Dataset rows
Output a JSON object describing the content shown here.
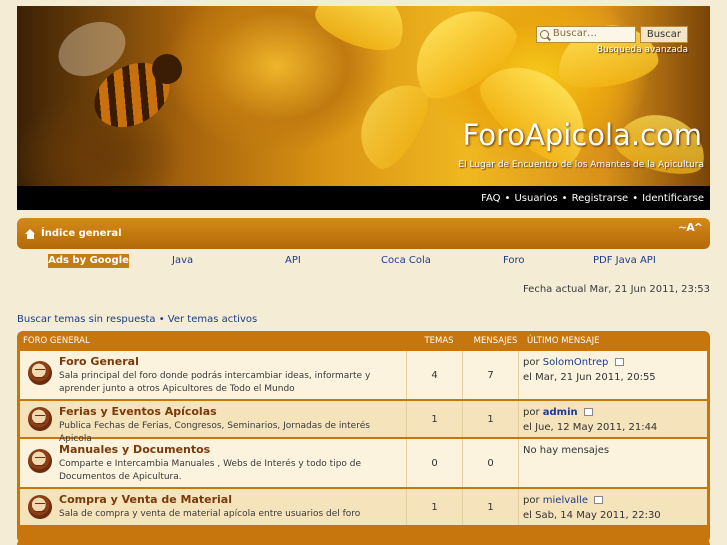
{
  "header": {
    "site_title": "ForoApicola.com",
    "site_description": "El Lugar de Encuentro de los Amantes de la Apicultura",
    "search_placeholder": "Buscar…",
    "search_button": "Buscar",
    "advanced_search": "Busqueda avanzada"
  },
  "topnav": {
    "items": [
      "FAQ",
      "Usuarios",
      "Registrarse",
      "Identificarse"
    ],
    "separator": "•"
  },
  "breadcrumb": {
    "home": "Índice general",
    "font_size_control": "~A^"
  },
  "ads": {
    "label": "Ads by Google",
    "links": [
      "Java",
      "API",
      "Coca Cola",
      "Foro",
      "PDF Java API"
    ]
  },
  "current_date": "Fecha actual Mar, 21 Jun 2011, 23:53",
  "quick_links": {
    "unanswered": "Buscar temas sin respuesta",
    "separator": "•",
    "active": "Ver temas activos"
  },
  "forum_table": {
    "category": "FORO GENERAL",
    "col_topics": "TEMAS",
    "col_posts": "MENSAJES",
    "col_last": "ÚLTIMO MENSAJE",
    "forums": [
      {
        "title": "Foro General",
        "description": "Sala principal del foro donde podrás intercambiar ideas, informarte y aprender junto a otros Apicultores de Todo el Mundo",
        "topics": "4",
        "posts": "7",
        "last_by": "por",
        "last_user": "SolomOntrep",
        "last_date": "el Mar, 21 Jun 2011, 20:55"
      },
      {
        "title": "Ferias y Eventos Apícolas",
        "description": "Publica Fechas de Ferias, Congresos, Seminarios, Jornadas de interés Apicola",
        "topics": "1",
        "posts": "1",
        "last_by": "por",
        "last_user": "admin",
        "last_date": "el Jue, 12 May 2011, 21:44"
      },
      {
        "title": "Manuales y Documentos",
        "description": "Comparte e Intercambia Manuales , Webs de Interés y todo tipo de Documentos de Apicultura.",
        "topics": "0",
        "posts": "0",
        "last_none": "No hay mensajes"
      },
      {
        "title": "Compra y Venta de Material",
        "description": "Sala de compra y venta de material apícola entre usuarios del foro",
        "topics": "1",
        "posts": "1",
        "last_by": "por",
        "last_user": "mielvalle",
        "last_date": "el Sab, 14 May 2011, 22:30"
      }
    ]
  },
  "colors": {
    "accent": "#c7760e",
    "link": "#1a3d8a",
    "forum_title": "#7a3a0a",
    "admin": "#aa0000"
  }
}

● **What to do**: Word for word, quote the lines above. Omit the pictures.

● **Final result**:
Output a JSON object describing the content shown here.
{
  "header": {
    "site_title": "ForoApicola.com",
    "site_description": "El Lugar de Encuentro de los Amantes de la Apicultura",
    "search_placeholder": "Buscar…",
    "search_button": "Buscar",
    "advanced_search": "Busqueda avanzada"
  },
  "topnav": {
    "items": [
      "FAQ",
      "Usuarios",
      "Registrarse",
      "Identificarse"
    ],
    "separator": "•"
  },
  "breadcrumb": {
    "home": "Índice general",
    "font_size_control": "~A^"
  },
  "ads": {
    "label": "Ads by Google",
    "links": [
      "Java",
      "API",
      "Coca Cola",
      "Foro",
      "PDF Java API"
    ]
  },
  "current_date": "Fecha actual Mar, 21 Jun 2011, 23:53",
  "quick_links": {
    "unanswered": "Buscar temas sin respuesta",
    "separator": "•",
    "active": "Ver temas activos"
  },
  "forum_table": {
    "category": "FORO GENERAL",
    "col_topics": "TEMAS",
    "col_posts": "MENSAJES",
    "col_last": "ÚLTIMO MENSAJE",
    "forums": [
      {
        "title": "Foro General",
        "description": "Sala principal del foro donde podrás intercambiar ideas, informarte y aprender junto a otros Apicultores de Todo el Mundo",
        "topics": "4",
        "posts": "7",
        "last_by": "por",
        "last_user": "SolomOntrep",
        "last_date": "el Mar, 21 Jun 2011, 20:55"
      },
      {
        "title": "Ferias y Eventos Apícolas",
        "description": "Publica Fechas de Ferias, Congresos, Seminarios, Jornadas de interés Apicola",
        "topics": "1",
        "posts": "1",
        "last_by": "por",
        "last_user": "admin",
        "last_date": "el Jue, 12 May 2011, 21:44"
      },
      {
        "title": "Manuales y Documentos",
        "description": "Comparte e Intercambia Manuales , Webs de Interés y todo tipo de Documentos de Apicultura.",
        "topics": "0",
        "posts": "0",
        "last_none": "No hay mensajes"
      },
      {
        "title": "Compra y Venta de Material",
        "description": "Sala de compra y venta de material apícola entre usuarios del foro",
        "topics": "1",
        "posts": "1",
        "last_by": "por",
        "last_user": "mielvalle",
        "last_date": "el Sab, 14 May 2011, 22:30"
      }
    ]
  },
  "colors": {
    "accent": "#c7760e",
    "link": "#1a3d8a",
    "forum_title": "#7a3a0a",
    "admin": "#aa0000"
  }
}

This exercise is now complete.